What is expected: Find every line in the records below that contains the word "description", and copy each such line.
start Available records
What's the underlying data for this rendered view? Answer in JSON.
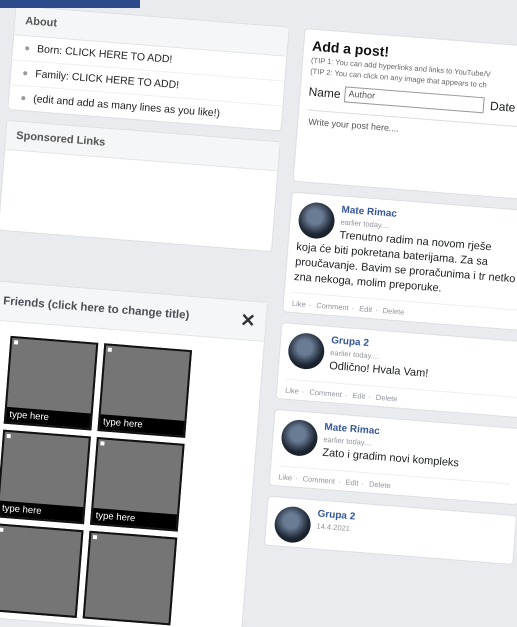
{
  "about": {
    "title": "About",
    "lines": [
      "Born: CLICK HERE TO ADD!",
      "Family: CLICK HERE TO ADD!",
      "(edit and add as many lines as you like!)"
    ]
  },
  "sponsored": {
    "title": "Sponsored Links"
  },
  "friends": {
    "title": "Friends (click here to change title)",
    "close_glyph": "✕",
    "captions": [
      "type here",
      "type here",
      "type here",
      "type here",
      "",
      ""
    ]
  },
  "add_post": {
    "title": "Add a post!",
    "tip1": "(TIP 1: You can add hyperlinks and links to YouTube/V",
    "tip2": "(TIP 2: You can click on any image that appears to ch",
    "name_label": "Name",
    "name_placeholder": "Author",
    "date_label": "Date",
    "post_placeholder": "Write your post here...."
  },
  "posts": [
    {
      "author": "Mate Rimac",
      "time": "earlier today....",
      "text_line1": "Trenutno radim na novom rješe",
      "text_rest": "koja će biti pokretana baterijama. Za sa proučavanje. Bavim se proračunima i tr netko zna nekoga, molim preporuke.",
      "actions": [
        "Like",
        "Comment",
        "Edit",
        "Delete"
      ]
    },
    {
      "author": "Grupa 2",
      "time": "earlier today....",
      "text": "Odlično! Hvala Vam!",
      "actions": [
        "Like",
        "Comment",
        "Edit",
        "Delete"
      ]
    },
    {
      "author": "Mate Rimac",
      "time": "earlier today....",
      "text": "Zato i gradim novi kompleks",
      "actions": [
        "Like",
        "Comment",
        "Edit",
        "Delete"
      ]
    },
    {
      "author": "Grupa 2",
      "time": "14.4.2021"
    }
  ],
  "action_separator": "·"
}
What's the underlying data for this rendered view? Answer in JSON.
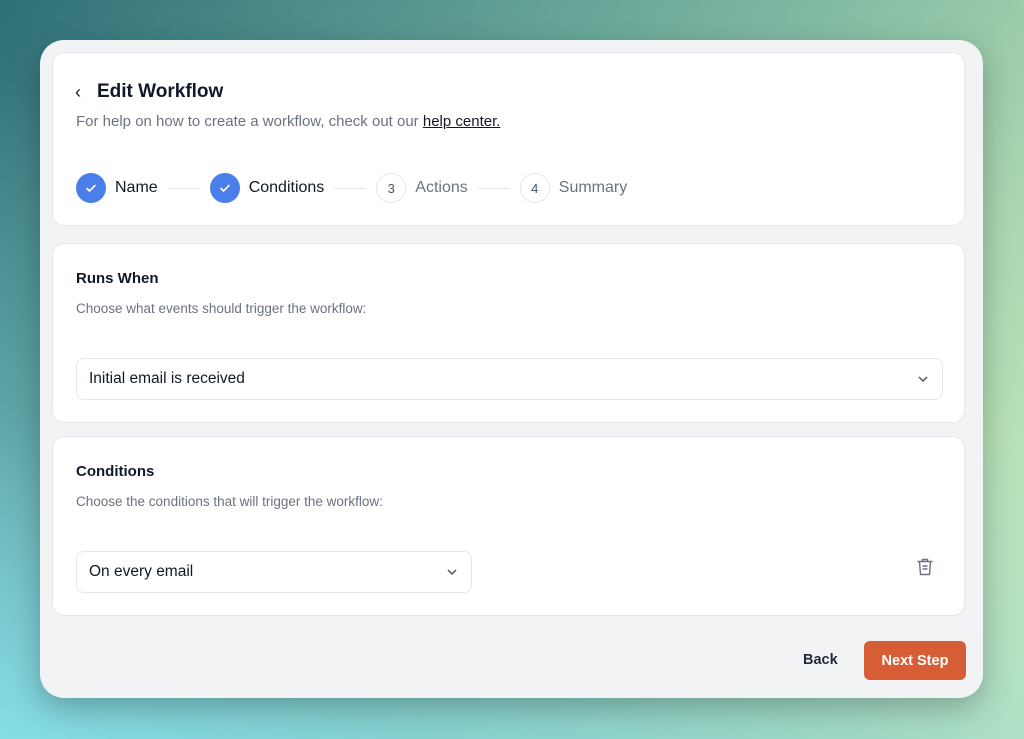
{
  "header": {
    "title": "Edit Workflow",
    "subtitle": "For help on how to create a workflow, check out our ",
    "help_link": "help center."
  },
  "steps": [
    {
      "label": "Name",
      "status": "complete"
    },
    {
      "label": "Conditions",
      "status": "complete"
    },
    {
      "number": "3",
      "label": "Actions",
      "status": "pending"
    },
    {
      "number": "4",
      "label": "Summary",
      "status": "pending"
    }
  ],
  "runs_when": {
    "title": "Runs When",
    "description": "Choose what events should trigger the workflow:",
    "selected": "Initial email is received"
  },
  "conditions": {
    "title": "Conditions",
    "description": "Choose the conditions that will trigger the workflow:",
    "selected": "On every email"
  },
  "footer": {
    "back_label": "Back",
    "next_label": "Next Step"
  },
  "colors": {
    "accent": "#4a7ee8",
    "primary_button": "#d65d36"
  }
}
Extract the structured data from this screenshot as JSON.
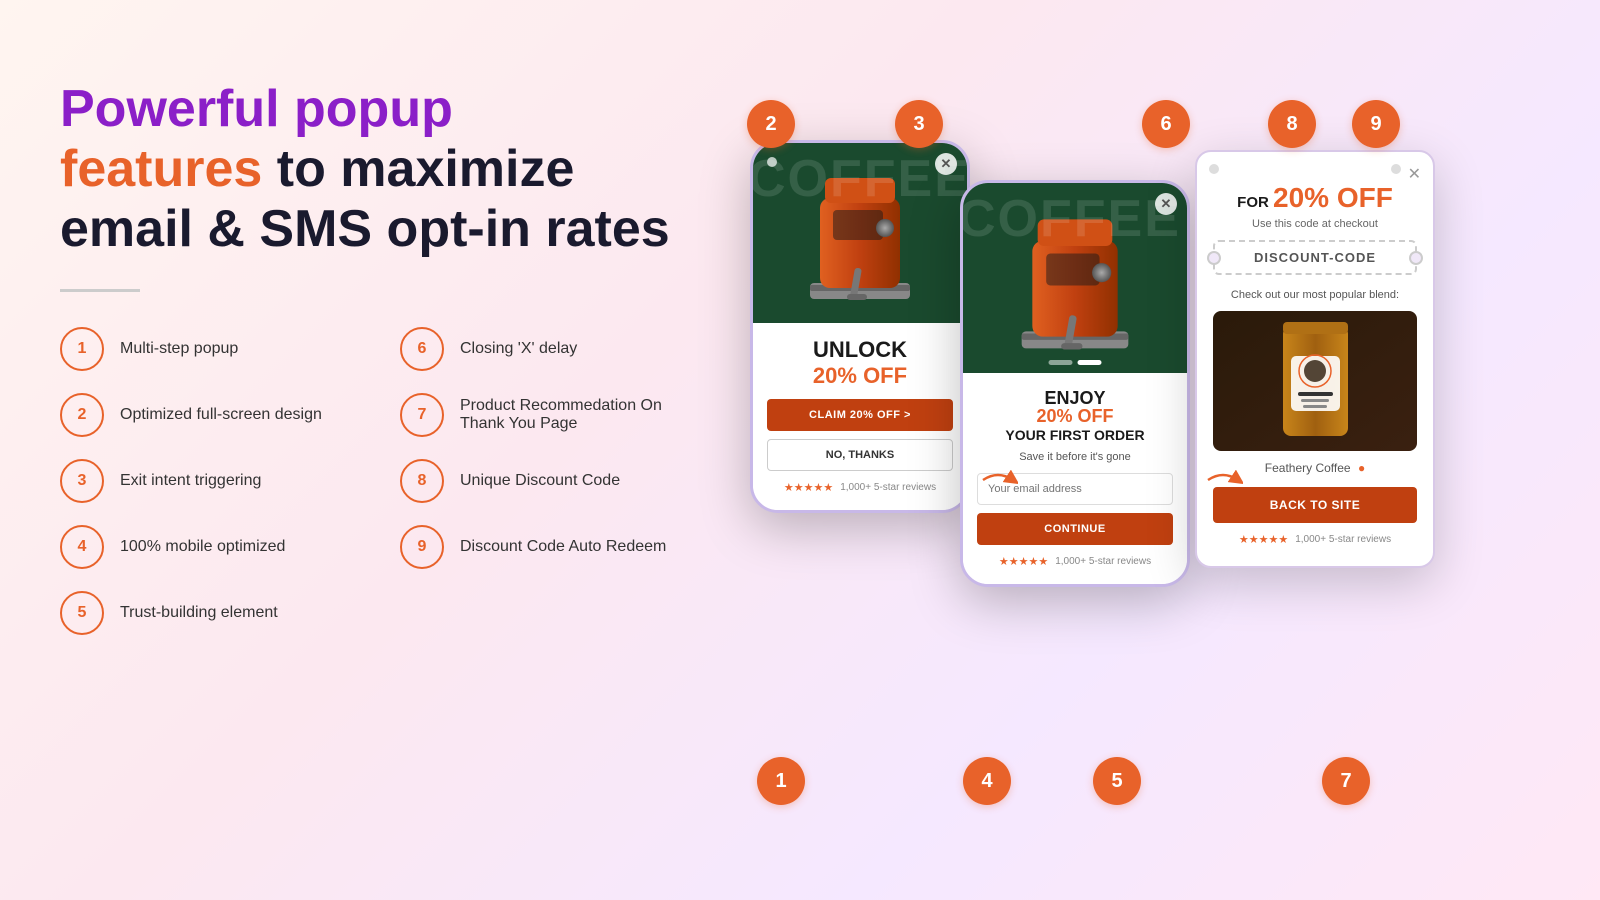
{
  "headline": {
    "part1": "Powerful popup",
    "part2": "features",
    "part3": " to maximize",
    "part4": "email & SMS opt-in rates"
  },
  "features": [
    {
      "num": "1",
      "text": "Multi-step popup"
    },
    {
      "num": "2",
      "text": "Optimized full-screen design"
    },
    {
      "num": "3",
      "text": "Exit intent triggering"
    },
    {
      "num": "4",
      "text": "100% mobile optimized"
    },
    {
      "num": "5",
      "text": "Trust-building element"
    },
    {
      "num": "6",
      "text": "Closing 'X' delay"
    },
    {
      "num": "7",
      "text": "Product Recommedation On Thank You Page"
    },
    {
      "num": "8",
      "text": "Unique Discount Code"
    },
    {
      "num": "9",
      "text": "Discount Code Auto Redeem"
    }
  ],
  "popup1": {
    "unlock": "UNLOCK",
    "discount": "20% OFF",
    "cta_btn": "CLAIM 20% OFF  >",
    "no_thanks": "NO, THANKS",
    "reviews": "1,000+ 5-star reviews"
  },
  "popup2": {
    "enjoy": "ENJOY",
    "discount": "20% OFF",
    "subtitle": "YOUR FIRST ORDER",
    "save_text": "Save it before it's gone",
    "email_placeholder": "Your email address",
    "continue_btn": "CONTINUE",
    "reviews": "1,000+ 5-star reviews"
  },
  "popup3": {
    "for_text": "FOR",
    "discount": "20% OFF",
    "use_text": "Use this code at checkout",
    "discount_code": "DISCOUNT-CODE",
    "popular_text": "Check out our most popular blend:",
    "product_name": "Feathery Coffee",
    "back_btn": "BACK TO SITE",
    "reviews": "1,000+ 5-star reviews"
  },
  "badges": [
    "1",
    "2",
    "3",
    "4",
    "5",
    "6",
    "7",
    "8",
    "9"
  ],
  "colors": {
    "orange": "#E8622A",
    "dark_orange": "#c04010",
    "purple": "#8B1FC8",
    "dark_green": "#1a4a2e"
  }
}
end Available records
start Available records
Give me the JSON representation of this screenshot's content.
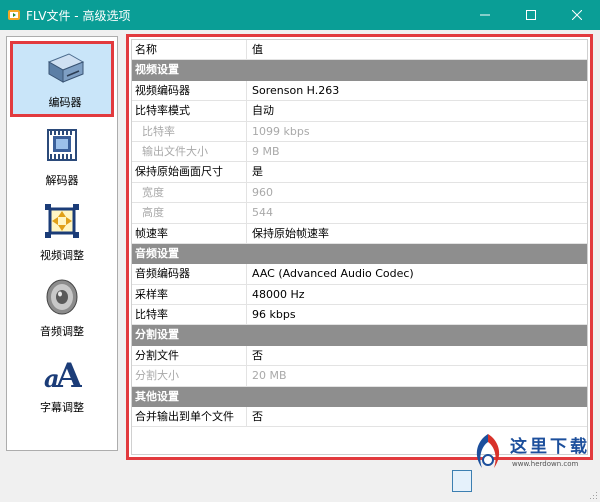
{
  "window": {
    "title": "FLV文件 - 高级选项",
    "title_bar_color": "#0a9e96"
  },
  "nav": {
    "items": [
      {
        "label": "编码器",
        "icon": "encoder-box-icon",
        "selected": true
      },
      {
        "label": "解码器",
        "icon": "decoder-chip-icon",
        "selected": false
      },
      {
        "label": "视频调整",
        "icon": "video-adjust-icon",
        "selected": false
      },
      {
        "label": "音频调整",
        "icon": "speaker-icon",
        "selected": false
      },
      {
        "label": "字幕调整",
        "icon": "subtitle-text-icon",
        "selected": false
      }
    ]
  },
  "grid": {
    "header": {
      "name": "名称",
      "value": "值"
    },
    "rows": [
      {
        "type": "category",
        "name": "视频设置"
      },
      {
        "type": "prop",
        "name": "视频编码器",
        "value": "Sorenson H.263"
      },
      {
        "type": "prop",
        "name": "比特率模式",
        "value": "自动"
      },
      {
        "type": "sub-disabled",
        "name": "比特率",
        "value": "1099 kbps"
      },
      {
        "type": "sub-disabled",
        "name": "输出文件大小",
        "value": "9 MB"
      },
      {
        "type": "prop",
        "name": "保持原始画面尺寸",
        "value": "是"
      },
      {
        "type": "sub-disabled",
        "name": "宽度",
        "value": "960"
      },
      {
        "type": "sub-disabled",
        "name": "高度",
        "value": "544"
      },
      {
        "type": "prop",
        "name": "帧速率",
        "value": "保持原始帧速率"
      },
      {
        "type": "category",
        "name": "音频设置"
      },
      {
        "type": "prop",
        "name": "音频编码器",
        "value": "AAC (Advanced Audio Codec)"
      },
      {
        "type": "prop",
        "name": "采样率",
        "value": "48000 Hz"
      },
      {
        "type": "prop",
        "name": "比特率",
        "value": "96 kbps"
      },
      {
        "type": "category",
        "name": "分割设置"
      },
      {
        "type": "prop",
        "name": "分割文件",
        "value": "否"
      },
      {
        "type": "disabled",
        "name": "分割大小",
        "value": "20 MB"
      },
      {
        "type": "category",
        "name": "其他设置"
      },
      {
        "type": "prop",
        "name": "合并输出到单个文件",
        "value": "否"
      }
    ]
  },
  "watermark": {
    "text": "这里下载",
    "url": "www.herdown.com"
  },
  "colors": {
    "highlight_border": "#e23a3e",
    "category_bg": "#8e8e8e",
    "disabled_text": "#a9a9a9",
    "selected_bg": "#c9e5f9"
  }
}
end Available records
The output:
    "description": "Choose what events should trigger the workflow:",
    "description": "Choose the conditions that will trigger the workflow:",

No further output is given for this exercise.